## GOAL OF THE EXERCISE
Restate every entry word for word.

Dataset items:
^^^^^^^^
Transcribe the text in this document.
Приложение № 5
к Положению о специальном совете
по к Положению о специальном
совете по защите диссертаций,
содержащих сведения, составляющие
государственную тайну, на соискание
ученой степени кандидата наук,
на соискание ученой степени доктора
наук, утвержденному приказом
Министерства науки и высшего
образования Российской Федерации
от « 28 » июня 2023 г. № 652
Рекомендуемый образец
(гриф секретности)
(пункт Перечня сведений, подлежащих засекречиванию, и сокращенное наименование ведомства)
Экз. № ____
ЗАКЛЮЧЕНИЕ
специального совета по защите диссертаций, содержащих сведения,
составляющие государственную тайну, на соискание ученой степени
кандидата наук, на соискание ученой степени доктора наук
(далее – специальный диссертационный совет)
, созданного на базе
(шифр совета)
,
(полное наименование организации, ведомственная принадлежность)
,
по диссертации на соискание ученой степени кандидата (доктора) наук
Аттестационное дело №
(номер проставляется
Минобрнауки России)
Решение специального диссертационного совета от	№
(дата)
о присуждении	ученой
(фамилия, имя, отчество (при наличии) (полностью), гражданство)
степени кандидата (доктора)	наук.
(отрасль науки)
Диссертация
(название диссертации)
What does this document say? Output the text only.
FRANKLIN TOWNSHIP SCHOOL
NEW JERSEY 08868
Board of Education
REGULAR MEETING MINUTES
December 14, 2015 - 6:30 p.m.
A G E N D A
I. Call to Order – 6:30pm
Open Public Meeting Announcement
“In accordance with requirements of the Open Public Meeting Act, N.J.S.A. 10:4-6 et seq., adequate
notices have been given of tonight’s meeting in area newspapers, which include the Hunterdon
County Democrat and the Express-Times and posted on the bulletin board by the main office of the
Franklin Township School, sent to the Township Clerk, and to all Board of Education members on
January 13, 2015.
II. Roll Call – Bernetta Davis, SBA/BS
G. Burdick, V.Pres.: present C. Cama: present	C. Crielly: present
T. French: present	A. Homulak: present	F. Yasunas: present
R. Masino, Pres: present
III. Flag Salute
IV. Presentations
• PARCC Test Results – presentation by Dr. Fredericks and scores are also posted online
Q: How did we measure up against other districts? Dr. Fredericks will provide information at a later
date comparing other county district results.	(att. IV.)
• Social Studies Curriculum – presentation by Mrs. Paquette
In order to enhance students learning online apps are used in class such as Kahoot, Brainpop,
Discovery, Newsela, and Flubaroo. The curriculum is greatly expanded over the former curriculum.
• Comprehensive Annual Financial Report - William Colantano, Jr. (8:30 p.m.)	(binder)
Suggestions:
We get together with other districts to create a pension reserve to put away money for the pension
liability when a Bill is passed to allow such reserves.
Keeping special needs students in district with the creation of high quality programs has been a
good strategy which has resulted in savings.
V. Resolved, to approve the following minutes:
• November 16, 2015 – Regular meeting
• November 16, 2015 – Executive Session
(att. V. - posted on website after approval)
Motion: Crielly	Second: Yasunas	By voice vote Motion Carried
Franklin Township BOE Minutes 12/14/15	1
^^^^^^^^
## RESPONSE BELOW
Transcribe the text in this document.
Приложение № 5
к Положению о специальном совете
по к Положению о специальном
совете по защите диссертаций,
содержащих сведения, составляющие
государственную тайну, на соискание
ученой степени кандидата наук,
на соискание ученой степени доктора
наук, утвержденному приказом
Министерства науки и высшего
образования Российской Федерации
от « 28 » июня 2023 г. № 652
Рекомендуемый образец
(гриф секретности)
(пункт Перечня сведений, подлежащих засекречиванию, и сокращенное наименование ведомства)
Экз. № ____
ЗАКЛЮЧЕНИЕ
специального совета по защите диссертаций, содержащих сведения,
составляющие государственную тайну, на соискание ученой степени
кандидата наук, на соискание ученой степени доктора наук
(далее – специальный диссертационный совет)
, созданного на базе
(шифр совета)
,
(полное наименование организации, ведомственная принадлежность)
,
по диссертации на соискание ученой степени кандидата (доктора) наук
Аттестационное дело №
(номер проставляется
Минобрнауки России)
Решение специального диссертационного совета от	№
(дата)
о присуждении	ученой
(фамилия, имя, отчество (при наличии) (полностью), гражданство)
степени кандидата (доктора)	наук.
(отрасль науки)
Диссертация
(название диссертации)
What does this document say? Output the text only.
FRANKLIN TOWNSHIP SCHOOL
NEW JERSEY 08868
Board of Education
REGULAR MEETING MINUTES
December 14, 2015 - 6:30 p.m.
A G E N D A
I. Call to Order – 6:30pm
Open Public Meeting Announcement
“In accordance with requirements of the Open Public Meeting Act, N.J.S.A. 10:4-6 et seq., adequate
notices have been given of tonight’s meeting in area newspapers, which include the Hunterdon
County Democrat and the Express-Times and posted on the bulletin board by the main office of the
Franklin Township School, sent to the Township Clerk, and to all Board of Education members on
January 13, 2015.
II. Roll Call – Bernetta Davis, SBA/BS
G. Burdick, V.Pres.: present C. Cama: present	C. Crielly: present
T. French: present	A. Homulak: present	F. Yasunas: present
R. Masino, Pres: present
III. Flag Salute
IV. Presentations
• PARCC Test Results – presentation by Dr. Fredericks and scores are also posted online
Q: How did we measure up against other districts? Dr. Fredericks will provide information at a later
date comparing other county district results.	(att. IV.)
• Social Studies Curriculum – presentation by Mrs. Paquette
In order to enhance students learning online apps are used in class such as Kahoot, Brainpop,
Discovery, Newsela, and Flubaroo. The curriculum is greatly expanded over the former curriculum.
• Comprehensive Annual Financial Report - William Colantano, Jr. (8:30 p.m.)	(binder)
Suggestions:
We get together with other districts to create a pension reserve to put away money for the pension
liability when a Bill is passed to allow such reserves.
Keeping special needs students in district with the creation of high quality programs has been a
good strategy which has resulted in savings.
V. Resolved, to approve the following minutes:
• November 16, 2015 – Regular meeting
• November 16, 2015 – Executive Session
(att. V. - posted on website after approval)
Motion: Crielly	Second: Yasunas	By voice vote Motion Carried
Franklin Township BOE Minutes 12/14/15	1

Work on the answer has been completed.